## [Entries from a page text collection]
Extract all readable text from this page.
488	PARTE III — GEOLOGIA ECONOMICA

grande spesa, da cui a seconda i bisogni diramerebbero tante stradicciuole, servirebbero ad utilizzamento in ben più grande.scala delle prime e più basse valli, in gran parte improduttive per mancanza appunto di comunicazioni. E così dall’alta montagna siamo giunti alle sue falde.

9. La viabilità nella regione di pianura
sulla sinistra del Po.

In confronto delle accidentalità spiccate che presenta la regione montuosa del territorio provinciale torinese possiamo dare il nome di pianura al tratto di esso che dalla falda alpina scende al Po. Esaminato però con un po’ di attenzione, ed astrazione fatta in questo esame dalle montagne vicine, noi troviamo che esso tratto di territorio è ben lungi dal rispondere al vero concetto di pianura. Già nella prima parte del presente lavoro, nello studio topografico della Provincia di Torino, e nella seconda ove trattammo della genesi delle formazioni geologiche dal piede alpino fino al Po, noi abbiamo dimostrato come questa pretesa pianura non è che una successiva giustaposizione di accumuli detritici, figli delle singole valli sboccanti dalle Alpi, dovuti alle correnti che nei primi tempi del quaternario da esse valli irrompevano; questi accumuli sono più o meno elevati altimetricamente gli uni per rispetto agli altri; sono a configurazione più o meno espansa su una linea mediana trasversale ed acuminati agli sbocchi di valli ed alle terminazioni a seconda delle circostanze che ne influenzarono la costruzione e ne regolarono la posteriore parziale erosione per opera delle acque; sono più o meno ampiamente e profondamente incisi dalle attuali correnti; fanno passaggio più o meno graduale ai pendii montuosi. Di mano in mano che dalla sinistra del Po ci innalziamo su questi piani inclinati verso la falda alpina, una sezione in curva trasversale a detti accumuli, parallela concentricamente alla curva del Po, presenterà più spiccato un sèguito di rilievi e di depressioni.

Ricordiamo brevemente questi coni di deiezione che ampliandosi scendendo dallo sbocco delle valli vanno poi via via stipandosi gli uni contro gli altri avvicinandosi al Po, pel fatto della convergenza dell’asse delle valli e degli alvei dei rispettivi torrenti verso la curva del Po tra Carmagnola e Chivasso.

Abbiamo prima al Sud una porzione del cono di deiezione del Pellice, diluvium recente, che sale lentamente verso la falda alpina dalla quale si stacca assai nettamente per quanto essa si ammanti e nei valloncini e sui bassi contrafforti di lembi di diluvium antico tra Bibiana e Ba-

## [ABOUT THIS EXERCISE]
Lines with "regione": state how many there are in the records, and nothing more.

## [REPLY TO THE TASK]
2